◆ **Task to complete**: In the entries, find all lines that hold the word "index" and copy them.

◆ **Data excerpts**:

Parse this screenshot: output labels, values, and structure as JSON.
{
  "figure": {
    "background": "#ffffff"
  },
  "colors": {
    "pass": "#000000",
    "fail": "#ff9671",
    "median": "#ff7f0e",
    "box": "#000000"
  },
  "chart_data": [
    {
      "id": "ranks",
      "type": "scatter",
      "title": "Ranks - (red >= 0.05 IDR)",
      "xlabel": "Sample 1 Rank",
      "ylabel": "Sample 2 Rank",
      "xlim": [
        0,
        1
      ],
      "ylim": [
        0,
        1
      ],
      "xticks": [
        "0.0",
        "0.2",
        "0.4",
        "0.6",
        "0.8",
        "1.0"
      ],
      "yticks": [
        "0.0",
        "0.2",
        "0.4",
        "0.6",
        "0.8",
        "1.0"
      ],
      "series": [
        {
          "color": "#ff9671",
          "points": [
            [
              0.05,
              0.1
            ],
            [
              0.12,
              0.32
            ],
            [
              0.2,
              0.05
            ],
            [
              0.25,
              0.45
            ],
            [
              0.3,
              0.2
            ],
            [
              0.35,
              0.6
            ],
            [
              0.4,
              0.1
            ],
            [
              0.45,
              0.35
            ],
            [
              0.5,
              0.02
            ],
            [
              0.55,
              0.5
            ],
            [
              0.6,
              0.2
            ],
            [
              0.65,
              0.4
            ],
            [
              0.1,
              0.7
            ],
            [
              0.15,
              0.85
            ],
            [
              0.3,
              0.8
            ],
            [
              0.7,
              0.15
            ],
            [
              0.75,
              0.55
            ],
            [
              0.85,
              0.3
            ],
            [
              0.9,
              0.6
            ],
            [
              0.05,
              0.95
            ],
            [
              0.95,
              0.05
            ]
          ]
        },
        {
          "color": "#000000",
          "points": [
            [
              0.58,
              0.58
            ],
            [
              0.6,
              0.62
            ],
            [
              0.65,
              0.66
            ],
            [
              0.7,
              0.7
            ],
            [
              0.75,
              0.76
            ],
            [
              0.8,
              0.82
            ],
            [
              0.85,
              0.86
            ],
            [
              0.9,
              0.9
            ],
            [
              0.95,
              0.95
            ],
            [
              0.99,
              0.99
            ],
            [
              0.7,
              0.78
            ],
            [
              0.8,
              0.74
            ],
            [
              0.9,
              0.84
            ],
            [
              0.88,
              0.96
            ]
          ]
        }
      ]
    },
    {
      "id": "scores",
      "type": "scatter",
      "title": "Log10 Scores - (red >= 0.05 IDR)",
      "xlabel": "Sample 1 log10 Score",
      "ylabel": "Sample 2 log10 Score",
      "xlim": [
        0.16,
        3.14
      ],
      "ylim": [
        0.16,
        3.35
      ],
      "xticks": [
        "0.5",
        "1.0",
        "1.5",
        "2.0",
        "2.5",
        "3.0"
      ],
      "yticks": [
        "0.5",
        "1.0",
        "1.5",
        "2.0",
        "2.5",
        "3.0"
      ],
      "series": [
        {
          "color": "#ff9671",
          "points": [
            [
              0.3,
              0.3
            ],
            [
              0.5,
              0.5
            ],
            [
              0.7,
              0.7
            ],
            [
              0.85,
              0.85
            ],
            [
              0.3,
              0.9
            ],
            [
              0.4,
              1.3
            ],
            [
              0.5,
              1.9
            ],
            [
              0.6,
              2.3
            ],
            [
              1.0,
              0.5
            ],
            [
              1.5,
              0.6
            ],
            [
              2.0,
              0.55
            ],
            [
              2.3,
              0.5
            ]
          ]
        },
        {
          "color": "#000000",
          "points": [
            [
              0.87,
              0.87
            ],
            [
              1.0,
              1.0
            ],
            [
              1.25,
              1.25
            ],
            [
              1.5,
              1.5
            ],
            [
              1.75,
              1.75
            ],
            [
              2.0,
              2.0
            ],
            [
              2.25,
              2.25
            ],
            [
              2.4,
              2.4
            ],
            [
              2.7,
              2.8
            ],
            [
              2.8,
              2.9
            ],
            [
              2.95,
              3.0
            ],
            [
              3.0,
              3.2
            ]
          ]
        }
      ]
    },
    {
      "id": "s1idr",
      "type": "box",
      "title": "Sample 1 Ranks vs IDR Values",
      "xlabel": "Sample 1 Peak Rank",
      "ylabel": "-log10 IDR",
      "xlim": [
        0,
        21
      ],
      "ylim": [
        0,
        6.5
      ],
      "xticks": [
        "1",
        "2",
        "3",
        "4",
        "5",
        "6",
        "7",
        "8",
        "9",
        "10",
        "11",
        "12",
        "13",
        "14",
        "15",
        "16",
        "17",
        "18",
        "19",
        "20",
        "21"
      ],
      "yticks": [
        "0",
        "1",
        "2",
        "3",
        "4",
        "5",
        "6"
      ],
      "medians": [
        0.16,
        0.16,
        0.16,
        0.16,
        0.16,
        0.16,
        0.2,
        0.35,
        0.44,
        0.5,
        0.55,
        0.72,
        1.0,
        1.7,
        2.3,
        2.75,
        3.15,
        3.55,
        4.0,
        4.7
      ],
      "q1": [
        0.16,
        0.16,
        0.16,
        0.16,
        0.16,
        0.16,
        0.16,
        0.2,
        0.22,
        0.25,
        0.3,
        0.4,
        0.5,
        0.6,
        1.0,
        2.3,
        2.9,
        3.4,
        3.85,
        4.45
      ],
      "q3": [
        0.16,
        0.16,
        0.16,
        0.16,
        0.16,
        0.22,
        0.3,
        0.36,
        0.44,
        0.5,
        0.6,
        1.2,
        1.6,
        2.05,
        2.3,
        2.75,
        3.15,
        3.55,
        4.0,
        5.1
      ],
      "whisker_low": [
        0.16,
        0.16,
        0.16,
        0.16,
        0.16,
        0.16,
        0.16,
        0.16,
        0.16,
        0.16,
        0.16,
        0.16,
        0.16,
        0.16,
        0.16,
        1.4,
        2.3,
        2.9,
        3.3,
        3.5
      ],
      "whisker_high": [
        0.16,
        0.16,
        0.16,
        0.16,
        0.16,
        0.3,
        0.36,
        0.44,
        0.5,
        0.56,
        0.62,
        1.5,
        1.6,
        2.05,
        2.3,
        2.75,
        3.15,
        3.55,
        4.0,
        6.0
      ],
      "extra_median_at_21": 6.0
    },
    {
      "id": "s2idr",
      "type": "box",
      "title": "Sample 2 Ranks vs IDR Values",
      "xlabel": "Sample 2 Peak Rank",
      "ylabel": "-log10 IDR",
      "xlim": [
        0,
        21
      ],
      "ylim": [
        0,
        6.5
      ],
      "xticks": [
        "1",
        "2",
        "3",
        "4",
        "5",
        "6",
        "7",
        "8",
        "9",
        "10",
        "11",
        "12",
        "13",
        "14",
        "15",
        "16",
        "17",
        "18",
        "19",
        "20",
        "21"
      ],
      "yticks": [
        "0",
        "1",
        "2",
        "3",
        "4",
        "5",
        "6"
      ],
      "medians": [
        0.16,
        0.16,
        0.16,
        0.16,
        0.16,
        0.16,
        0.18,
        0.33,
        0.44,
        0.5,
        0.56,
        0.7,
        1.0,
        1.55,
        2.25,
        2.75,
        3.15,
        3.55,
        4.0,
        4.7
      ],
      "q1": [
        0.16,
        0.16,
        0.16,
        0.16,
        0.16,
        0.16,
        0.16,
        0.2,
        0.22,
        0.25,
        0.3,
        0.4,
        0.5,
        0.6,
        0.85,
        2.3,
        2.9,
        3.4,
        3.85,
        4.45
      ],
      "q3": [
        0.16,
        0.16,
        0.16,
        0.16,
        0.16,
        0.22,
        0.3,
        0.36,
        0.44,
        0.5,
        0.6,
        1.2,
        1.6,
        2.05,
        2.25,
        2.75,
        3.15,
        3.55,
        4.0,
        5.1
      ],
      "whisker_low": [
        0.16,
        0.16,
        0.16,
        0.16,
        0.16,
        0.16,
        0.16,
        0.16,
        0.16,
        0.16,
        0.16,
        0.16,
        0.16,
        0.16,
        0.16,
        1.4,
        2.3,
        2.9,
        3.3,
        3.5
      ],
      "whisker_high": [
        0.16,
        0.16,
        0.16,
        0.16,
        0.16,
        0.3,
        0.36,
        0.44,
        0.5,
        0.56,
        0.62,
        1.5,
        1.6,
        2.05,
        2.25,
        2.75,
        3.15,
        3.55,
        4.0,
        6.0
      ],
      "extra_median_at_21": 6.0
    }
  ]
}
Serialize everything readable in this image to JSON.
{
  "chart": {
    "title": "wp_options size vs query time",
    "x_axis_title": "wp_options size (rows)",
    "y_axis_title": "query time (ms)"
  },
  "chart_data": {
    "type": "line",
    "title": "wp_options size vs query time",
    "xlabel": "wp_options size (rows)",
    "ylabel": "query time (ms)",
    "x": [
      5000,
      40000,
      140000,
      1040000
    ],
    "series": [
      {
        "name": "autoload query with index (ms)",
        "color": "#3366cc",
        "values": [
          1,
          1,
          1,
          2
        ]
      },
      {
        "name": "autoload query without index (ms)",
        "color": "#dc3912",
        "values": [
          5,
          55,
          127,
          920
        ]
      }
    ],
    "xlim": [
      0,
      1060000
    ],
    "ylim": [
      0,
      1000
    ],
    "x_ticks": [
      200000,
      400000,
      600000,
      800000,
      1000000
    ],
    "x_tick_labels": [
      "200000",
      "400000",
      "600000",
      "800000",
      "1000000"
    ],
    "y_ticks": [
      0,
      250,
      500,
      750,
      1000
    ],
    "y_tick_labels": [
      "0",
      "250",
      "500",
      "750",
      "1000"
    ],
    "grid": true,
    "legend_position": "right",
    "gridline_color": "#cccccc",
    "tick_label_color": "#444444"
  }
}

◆ **Written answer**:
        "name": "autoload query with index (ms)",
        "name": "autoload query without index (ms)",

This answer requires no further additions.